## TASK
Search the data below for "JSON"; list each line that holds it.

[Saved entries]
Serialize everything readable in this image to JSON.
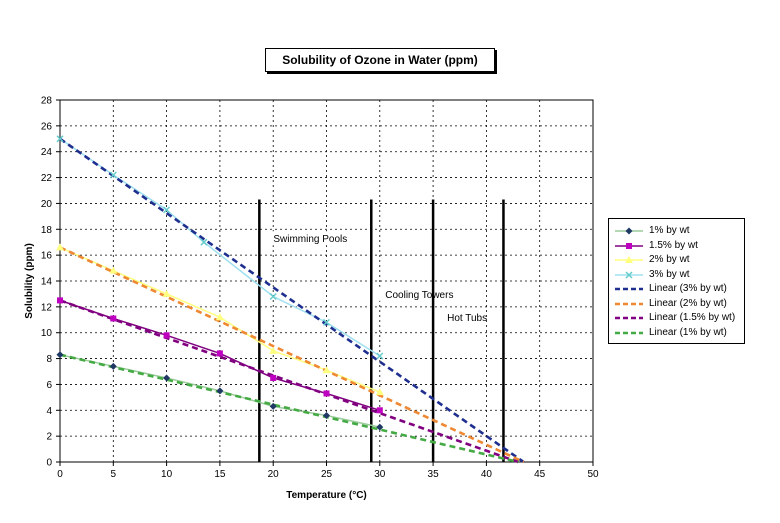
{
  "chart_data": {
    "type": "line",
    "title": "Solubility of Ozone in Water (ppm)",
    "xlabel": "Temperature (°C)",
    "ylabel": "Solubility (ppm)",
    "xlim": [
      0,
      50
    ],
    "ylim": [
      0,
      28
    ],
    "xticks": [
      0,
      5,
      10,
      15,
      20,
      25,
      30,
      35,
      40,
      45,
      50
    ],
    "yticks": [
      0,
      2,
      4,
      6,
      8,
      10,
      12,
      14,
      16,
      18,
      20,
      22,
      24,
      26,
      28
    ],
    "grid": true,
    "legend_position": "right",
    "series": [
      {
        "name": "1% by wt",
        "color": "#1f3864",
        "marker": "diamond",
        "line_color": "#9ccc9c",
        "x": [
          0,
          5,
          10,
          15,
          20,
          25,
          30
        ],
        "y": [
          8.3,
          7.4,
          6.5,
          5.5,
          4.3,
          3.6,
          2.7
        ]
      },
      {
        "name": "1.5% by wt",
        "color": "#c000c0",
        "marker": "square",
        "line_color": "#800080",
        "x": [
          0,
          5,
          10,
          15,
          20,
          25,
          30
        ],
        "y": [
          12.5,
          11.1,
          9.8,
          8.4,
          6.5,
          5.3,
          4.0
        ]
      },
      {
        "name": "2% by wt",
        "color": "#ffff80",
        "marker": "triangle",
        "line_color": "#ffff80",
        "x": [
          0,
          5,
          10,
          15,
          20,
          25,
          30
        ],
        "y": [
          16.6,
          14.8,
          13.0,
          11.2,
          8.6,
          7.1,
          5.4
        ]
      },
      {
        "name": "3% by wt",
        "color": "#66cccc",
        "marker": "x",
        "line_color": "#9fe0f0",
        "x": [
          0,
          5,
          10,
          13.5,
          20,
          25,
          30
        ],
        "y": [
          25.0,
          22.2,
          19.5,
          17.0,
          12.8,
          10.8,
          8.2
        ]
      }
    ],
    "trendlines": [
      {
        "name": "Linear (3% by wt)",
        "color": "#1f2f8f",
        "x": [
          0,
          43.5
        ],
        "y": [
          25.0,
          0
        ]
      },
      {
        "name": "Linear (2% by wt)",
        "color": "#ee8833",
        "x": [
          0,
          43.5
        ],
        "y": [
          16.6,
          0
        ]
      },
      {
        "name": "Linear (1.5% by wt)",
        "color": "#800080",
        "x": [
          0,
          43
        ],
        "y": [
          12.5,
          0
        ]
      },
      {
        "name": "Linear (1% by wt)",
        "color": "#44aa44",
        "x": [
          0,
          43
        ],
        "y": [
          8.3,
          0
        ]
      }
    ],
    "markers": [
      {
        "x": 18.7,
        "label": "Swimming Pools",
        "label_y": 17
      },
      {
        "x": 29.2,
        "label": "Cooling Towers",
        "label_y": 12.7
      },
      {
        "x": 35.0,
        "label": "Hot Tubs",
        "label_y": 10.9
      },
      {
        "x": 41.6,
        "label": "",
        "label_y": 0
      }
    ]
  }
}
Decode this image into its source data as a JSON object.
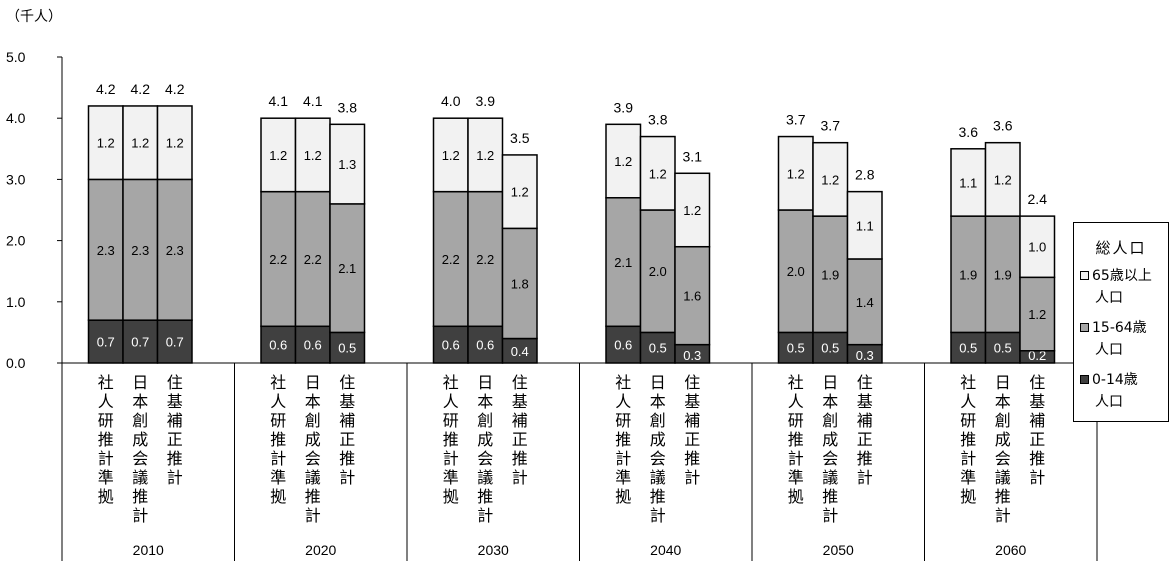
{
  "unit_label": "（千人）",
  "chart_data": {
    "type": "bar",
    "stacked": true,
    "groups": [
      "2010",
      "2020",
      "2030",
      "2040",
      "2050",
      "2060"
    ],
    "methods": [
      "社人研推計準拠",
      "日本創成会議推計",
      "住基補正推計"
    ],
    "ylim": [
      0,
      5
    ],
    "yticks": [
      "0.0",
      "1.0",
      "2.0",
      "3.0",
      "4.0",
      "5.0"
    ],
    "series": [
      {
        "name": "0-14歳人口",
        "color": "#404040",
        "values": [
          [
            0.7,
            0.7,
            0.7
          ],
          [
            0.6,
            0.6,
            0.5
          ],
          [
            0.6,
            0.6,
            0.4
          ],
          [
            0.6,
            0.5,
            0.3
          ],
          [
            0.5,
            0.5,
            0.3
          ],
          [
            0.5,
            0.5,
            0.2
          ]
        ]
      },
      {
        "name": "15-64歳人口",
        "color": "#a6a6a6",
        "values": [
          [
            2.3,
            2.3,
            2.3
          ],
          [
            2.2,
            2.2,
            2.1
          ],
          [
            2.2,
            2.2,
            1.8
          ],
          [
            2.1,
            2.0,
            1.6
          ],
          [
            2.0,
            1.9,
            1.4
          ],
          [
            1.9,
            1.9,
            1.2
          ]
        ]
      },
      {
        "name": "65歳以上人口",
        "color": "#f2f2f2",
        "values": [
          [
            1.2,
            1.2,
            1.2
          ],
          [
            1.2,
            1.2,
            1.3
          ],
          [
            1.2,
            1.2,
            1.2
          ],
          [
            1.2,
            1.2,
            1.2
          ],
          [
            1.2,
            1.2,
            1.1
          ],
          [
            1.1,
            1.2,
            1.0
          ]
        ]
      }
    ],
    "totals": [
      [
        4.2,
        4.2,
        4.2
      ],
      [
        4.1,
        4.1,
        3.8
      ],
      [
        4.0,
        3.9,
        3.5
      ],
      [
        3.9,
        3.8,
        3.1
      ],
      [
        3.7,
        3.7,
        2.8
      ],
      [
        3.6,
        3.6,
        2.4
      ]
    ],
    "legend": {
      "title": "総人口",
      "items": [
        {
          "line1": "65歳以上",
          "line2": "人口",
          "color": "#f2f2f2"
        },
        {
          "line1": "15-64歳",
          "line2": "人口",
          "color": "#a6a6a6"
        },
        {
          "line1": "0-14歳",
          "line2": "人口",
          "color": "#404040"
        }
      ]
    }
  }
}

## SOLUTION
Serialize everything readable in this image to JSON.
Decode this image into its source data as a JSON object.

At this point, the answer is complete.